*Problem description*
In this exercise, reproduce all the entries that follow exactly.

*Stored data*
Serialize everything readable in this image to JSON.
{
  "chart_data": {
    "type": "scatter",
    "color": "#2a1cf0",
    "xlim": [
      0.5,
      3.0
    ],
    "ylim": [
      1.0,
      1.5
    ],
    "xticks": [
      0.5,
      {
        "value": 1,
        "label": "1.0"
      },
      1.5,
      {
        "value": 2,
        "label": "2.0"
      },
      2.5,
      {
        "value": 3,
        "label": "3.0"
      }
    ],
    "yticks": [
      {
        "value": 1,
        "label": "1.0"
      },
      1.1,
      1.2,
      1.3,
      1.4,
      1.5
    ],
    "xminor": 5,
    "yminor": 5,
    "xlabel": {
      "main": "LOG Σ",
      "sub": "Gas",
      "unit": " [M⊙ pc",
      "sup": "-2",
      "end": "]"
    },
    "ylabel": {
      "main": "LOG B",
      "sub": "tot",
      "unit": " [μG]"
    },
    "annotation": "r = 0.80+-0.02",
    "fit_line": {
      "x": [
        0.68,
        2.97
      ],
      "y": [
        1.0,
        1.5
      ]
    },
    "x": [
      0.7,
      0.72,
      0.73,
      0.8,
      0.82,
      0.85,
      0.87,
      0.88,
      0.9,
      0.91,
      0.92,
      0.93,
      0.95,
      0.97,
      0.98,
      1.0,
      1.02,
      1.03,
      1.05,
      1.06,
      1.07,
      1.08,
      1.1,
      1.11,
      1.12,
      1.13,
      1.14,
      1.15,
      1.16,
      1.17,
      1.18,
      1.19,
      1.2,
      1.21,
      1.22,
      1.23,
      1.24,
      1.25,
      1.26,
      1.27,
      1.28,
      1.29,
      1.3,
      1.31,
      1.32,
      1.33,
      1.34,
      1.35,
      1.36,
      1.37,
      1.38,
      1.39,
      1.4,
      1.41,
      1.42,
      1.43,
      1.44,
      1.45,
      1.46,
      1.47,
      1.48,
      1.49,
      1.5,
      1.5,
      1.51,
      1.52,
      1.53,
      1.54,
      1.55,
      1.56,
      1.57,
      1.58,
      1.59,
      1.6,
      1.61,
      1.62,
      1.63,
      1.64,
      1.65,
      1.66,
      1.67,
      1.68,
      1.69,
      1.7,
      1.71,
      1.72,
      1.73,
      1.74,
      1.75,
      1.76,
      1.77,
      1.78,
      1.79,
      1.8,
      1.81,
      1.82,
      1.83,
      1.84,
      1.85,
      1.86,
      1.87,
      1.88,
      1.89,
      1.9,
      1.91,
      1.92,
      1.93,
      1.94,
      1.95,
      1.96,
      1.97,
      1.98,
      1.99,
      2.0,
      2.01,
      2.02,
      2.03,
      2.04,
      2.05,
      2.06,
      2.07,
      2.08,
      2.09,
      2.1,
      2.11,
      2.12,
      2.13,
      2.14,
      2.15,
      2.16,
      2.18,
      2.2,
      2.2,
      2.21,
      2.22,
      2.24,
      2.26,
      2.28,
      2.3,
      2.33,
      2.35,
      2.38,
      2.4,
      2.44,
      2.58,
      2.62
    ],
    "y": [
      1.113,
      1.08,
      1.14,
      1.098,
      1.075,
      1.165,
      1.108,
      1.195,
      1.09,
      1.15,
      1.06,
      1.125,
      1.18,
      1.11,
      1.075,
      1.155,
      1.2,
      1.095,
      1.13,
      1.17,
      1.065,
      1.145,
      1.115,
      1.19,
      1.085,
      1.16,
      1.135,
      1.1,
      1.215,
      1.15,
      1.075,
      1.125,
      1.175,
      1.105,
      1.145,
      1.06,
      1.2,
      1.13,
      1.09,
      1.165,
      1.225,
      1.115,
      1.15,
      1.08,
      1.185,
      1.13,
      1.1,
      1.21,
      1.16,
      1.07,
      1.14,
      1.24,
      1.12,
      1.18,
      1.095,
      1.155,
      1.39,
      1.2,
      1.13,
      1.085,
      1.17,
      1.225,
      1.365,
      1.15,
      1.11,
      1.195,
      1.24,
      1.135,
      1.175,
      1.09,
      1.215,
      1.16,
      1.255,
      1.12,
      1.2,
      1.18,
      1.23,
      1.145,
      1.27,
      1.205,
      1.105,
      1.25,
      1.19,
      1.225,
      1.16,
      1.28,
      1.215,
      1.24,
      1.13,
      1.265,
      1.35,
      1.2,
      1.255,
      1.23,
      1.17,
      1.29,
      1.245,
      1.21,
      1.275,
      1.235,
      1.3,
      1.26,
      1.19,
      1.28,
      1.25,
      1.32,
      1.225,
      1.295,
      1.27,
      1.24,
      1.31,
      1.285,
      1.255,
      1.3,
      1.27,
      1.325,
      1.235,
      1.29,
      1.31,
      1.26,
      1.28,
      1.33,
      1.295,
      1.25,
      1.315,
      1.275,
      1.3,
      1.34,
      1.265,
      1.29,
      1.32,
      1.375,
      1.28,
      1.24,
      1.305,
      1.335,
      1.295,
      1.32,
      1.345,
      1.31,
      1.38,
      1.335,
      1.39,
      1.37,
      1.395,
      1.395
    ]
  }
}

*Written response*
Serialize everything readable in this image to JSON.
{
  "chart_data": {
    "type": "scatter",
    "color": "#2a1cf0",
    "xlim": [
      0.5,
      3.0
    ],
    "ylim": [
      1.0,
      1.5
    ],
    "xticks": [
      0.5,
      {
        "value": 1,
        "label": "1.0"
      },
      1.5,
      {
        "value": 2,
        "label": "2.0"
      },
      2.5,
      {
        "value": 3,
        "label": "3.0"
      }
    ],
    "yticks": [
      {
        "value": 1,
        "label": "1.0"
      },
      1.1,
      1.2,
      1.3,
      1.4,
      1.5
    ],
    "xminor": 5,
    "yminor": 5,
    "xlabel": {
      "main": "LOG Σ",
      "sub": "Gas",
      "unit": " [M⊙ pc",
      "sup": "-2",
      "end": "]"
    },
    "ylabel": {
      "main": "LOG B",
      "sub": "tot",
      "unit": " [μG]"
    },
    "annotation": "r = 0.80+-0.02",
    "fit_line": {
      "x": [
        0.68,
        2.97
      ],
      "y": [
        1.0,
        1.5
      ]
    },
    "x": [
      0.7,
      0.72,
      0.73,
      0.8,
      0.82,
      0.85,
      0.87,
      0.88,
      0.9,
      0.91,
      0.92,
      0.93,
      0.95,
      0.97,
      0.98,
      1.0,
      1.02,
      1.03,
      1.05,
      1.06,
      1.07,
      1.08,
      1.1,
      1.11,
      1.12,
      1.13,
      1.14,
      1.15,
      1.16,
      1.17,
      1.18,
      1.19,
      1.2,
      1.21,
      1.22,
      1.23,
      1.24,
      1.25,
      1.26,
      1.27,
      1.28,
      1.29,
      1.3,
      1.31,
      1.32,
      1.33,
      1.34,
      1.35,
      1.36,
      1.37,
      1.38,
      1.39,
      1.4,
      1.41,
      1.42,
      1.43,
      1.44,
      1.45,
      1.46,
      1.47,
      1.48,
      1.49,
      1.5,
      1.5,
      1.51,
      1.52,
      1.53,
      1.54,
      1.55,
      1.56,
      1.57,
      1.58,
      1.59,
      1.6,
      1.61,
      1.62,
      1.63,
      1.64,
      1.65,
      1.66,
      1.67,
      1.68,
      1.69,
      1.7,
      1.71,
      1.72,
      1.73,
      1.74,
      1.75,
      1.76,
      1.77,
      1.78,
      1.79,
      1.8,
      1.81,
      1.82,
      1.83,
      1.84,
      1.85,
      1.86,
      1.87,
      1.88,
      1.89,
      1.9,
      1.91,
      1.92,
      1.93,
      1.94,
      1.95,
      1.96,
      1.97,
      1.98,
      1.99,
      2.0,
      2.01,
      2.02,
      2.03,
      2.04,
      2.05,
      2.06,
      2.07,
      2.08,
      2.09,
      2.1,
      2.11,
      2.12,
      2.13,
      2.14,
      2.15,
      2.16,
      2.18,
      2.2,
      2.2,
      2.21,
      2.22,
      2.24,
      2.26,
      2.28,
      2.3,
      2.33,
      2.35,
      2.38,
      2.4,
      2.44,
      2.58,
      2.62
    ],
    "y": [
      1.113,
      1.08,
      1.14,
      1.098,
      1.075,
      1.165,
      1.108,
      1.195,
      1.09,
      1.15,
      1.06,
      1.125,
      1.18,
      1.11,
      1.075,
      1.155,
      1.2,
      1.095,
      1.13,
      1.17,
      1.065,
      1.145,
      1.115,
      1.19,
      1.085,
      1.16,
      1.135,
      1.1,
      1.215,
      1.15,
      1.075,
      1.125,
      1.175,
      1.105,
      1.145,
      1.06,
      1.2,
      1.13,
      1.09,
      1.165,
      1.225,
      1.115,
      1.15,
      1.08,
      1.185,
      1.13,
      1.1,
      1.21,
      1.16,
      1.07,
      1.14,
      1.24,
      1.12,
      1.18,
      1.095,
      1.155,
      1.39,
      1.2,
      1.13,
      1.085,
      1.17,
      1.225,
      1.365,
      1.15,
      1.11,
      1.195,
      1.24,
      1.135,
      1.175,
      1.09,
      1.215,
      1.16,
      1.255,
      1.12,
      1.2,
      1.18,
      1.23,
      1.145,
      1.27,
      1.205,
      1.105,
      1.25,
      1.19,
      1.225,
      1.16,
      1.28,
      1.215,
      1.24,
      1.13,
      1.265,
      1.35,
      1.2,
      1.255,
      1.23,
      1.17,
      1.29,
      1.245,
      1.21,
      1.275,
      1.235,
      1.3,
      1.26,
      1.19,
      1.28,
      1.25,
      1.32,
      1.225,
      1.295,
      1.27,
      1.24,
      1.31,
      1.285,
      1.255,
      1.3,
      1.27,
      1.325,
      1.235,
      1.29,
      1.31,
      1.26,
      1.28,
      1.33,
      1.295,
      1.25,
      1.315,
      1.275,
      1.3,
      1.34,
      1.265,
      1.29,
      1.32,
      1.375,
      1.28,
      1.24,
      1.305,
      1.335,
      1.295,
      1.32,
      1.345,
      1.31,
      1.38,
      1.335,
      1.39,
      1.37,
      1.395,
      1.395
    ]
  }
}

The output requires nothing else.